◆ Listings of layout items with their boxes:
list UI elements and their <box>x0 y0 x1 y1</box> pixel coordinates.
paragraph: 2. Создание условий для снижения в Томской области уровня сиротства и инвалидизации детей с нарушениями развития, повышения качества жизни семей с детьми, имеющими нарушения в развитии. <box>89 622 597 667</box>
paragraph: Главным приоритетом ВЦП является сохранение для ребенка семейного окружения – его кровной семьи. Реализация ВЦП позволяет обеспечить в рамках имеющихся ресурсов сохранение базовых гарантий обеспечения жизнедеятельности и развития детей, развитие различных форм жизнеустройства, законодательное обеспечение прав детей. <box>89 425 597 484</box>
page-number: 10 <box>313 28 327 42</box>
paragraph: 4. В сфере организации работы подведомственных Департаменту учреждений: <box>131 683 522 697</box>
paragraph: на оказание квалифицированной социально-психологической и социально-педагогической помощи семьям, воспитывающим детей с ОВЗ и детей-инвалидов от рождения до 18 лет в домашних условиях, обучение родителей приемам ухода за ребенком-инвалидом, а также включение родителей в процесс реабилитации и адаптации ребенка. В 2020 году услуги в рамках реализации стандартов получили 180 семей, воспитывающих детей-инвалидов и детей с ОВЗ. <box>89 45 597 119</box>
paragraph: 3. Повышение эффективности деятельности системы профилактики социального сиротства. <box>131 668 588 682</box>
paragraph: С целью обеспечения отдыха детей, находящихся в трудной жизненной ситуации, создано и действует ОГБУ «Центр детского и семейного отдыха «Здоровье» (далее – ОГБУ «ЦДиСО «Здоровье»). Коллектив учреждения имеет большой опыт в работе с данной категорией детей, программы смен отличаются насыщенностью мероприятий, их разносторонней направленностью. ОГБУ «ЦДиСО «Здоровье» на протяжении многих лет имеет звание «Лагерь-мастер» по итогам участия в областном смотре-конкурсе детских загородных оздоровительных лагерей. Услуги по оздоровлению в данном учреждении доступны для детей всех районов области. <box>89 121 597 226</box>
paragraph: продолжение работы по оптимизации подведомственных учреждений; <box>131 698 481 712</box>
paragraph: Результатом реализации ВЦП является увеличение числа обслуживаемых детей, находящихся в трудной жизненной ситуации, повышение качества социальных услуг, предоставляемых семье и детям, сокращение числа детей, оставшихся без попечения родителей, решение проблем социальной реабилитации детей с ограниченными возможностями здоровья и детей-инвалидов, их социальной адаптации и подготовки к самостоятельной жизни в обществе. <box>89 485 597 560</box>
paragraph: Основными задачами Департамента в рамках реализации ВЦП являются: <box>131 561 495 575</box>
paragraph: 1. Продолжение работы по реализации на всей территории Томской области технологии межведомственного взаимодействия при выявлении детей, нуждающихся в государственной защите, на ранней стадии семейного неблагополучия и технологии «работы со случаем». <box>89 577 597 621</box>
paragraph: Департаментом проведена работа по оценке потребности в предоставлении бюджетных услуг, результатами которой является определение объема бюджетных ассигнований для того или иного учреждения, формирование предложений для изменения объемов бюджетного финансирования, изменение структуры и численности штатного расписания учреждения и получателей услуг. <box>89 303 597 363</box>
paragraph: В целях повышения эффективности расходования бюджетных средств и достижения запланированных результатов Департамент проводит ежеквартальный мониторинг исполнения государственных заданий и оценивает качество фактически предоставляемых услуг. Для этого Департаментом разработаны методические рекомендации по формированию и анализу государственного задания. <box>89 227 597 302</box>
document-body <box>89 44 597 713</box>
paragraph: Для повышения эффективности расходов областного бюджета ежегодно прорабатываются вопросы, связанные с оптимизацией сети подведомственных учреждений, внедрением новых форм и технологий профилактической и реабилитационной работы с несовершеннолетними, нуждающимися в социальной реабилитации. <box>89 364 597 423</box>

◆ Task prompt: Reproduce every line of the material above word for word, with nothing added, removed, or changed.

◆ Task result:
list UI elements and their <box>x0 y0 x1 y1</box> pixel coordinates.
paragraph: 2. Создание условий для снижения в Томской области уровня сиротства и инвалидизации детей с нарушениями развития, повышения качества жизни семей с детьми, имеющими нарушения в развитии. <box>89 622 597 667</box>
paragraph: Главным приоритетом ВЦП является сохранение для ребенка семейного окружения – его кровной семьи. Реализация ВЦП позволяет обеспечить в рамках имеющихся ресурсов сохранение базовых гарантий обеспечения жизнедеятельности и развития детей, развитие различных форм жизнеустройства, законодательное обеспечение прав детей. <box>89 425 597 484</box>
page-number: 10 <box>313 28 327 42</box>
paragraph: 4. В сфере организации работы подведомственных Департаменту учреждений: <box>131 683 522 697</box>
paragraph: на оказание квалифицированной социально-психологической и социально-педагогической помощи семьям, воспитывающим детей с ОВЗ и детей-инвалидов от рождения до 18 лет в домашних условиях, обучение родителей приемам ухода за ребенком-инвалидом, а также включение родителей в процесс реабилитации и адаптации ребенка. В 2020 году услуги в рамках реализации стандартов получили 180 семей, воспитывающих детей-инвалидов и детей с ОВЗ. <box>89 45 597 119</box>
paragraph: 3. Повышение эффективности деятельности системы профилактики социального сиротства. <box>131 668 588 682</box>
paragraph: С целью обеспечения отдыха детей, находящихся в трудной жизненной ситуации, создано и действует ОГБУ «Центр детского и семейного отдыха «Здоровье» (далее – ОГБУ «ЦДиСО «Здоровье»). Коллектив учреждения имеет большой опыт в работе с данной категорией детей, программы смен отличаются насыщенностью мероприятий, их разносторонней направленностью. ОГБУ «ЦДиСО «Здоровье» на протяжении многих лет имеет звание «Лагерь-мастер» по итогам участия в областном смотре-конкурсе детских загородных оздоровительных лагерей. Услуги по оздоровлению в данном учреждении доступны для детей всех районов области. <box>89 121 597 226</box>
paragraph: продолжение работы по оптимизации подведомственных учреждений; <box>131 698 481 712</box>
paragraph: Результатом реализации ВЦП является увеличение числа обслуживаемых детей, находящихся в трудной жизненной ситуации, повышение качества социальных услуг, предоставляемых семье и детям, сокращение числа детей, оставшихся без попечения родителей, решение проблем социальной реабилитации детей с ограниченными возможностями здоровья и детей-инвалидов, их социальной адаптации и подготовки к самостоятельной жизни в обществе. <box>89 485 597 560</box>
paragraph: Основными задачами Департамента в рамках реализации ВЦП являются: <box>131 561 495 575</box>
paragraph: 1. Продолжение работы по реализации на всей территории Томской области технологии межведомственного взаимодействия при выявлении детей, нуждающихся в государственной защите, на ранней стадии семейного неблагополучия и технологии «работы со случаем». <box>89 577 597 621</box>
paragraph: Департаментом проведена работа по оценке потребности в предоставлении бюджетных услуг, результатами которой является определение объема бюджетных ассигнований для того или иного учреждения, формирование предложений для изменения объемов бюджетного финансирования, изменение структуры и численности штатного расписания учреждения и получателей услуг. <box>89 303 597 363</box>
paragraph: В целях повышения эффективности расходования бюджетных средств и достижения запланированных результатов Департамент проводит ежеквартальный мониторинг исполнения государственных заданий и оценивает качество фактически предоставляемых услуг. Для этого Департаментом разработаны методические рекомендации по формированию и анализу государственного задания. <box>89 227 597 302</box>
document-body <box>89 44 597 713</box>
paragraph: Для повышения эффективности расходов областного бюджета ежегодно прорабатываются вопросы, связанные с оптимизацией сети подведомственных учреждений, внедрением новых форм и технологий профилактической и реабилитационной работы с несовершеннолетними, нуждающимися в социальной реабилитации. <box>89 364 597 423</box>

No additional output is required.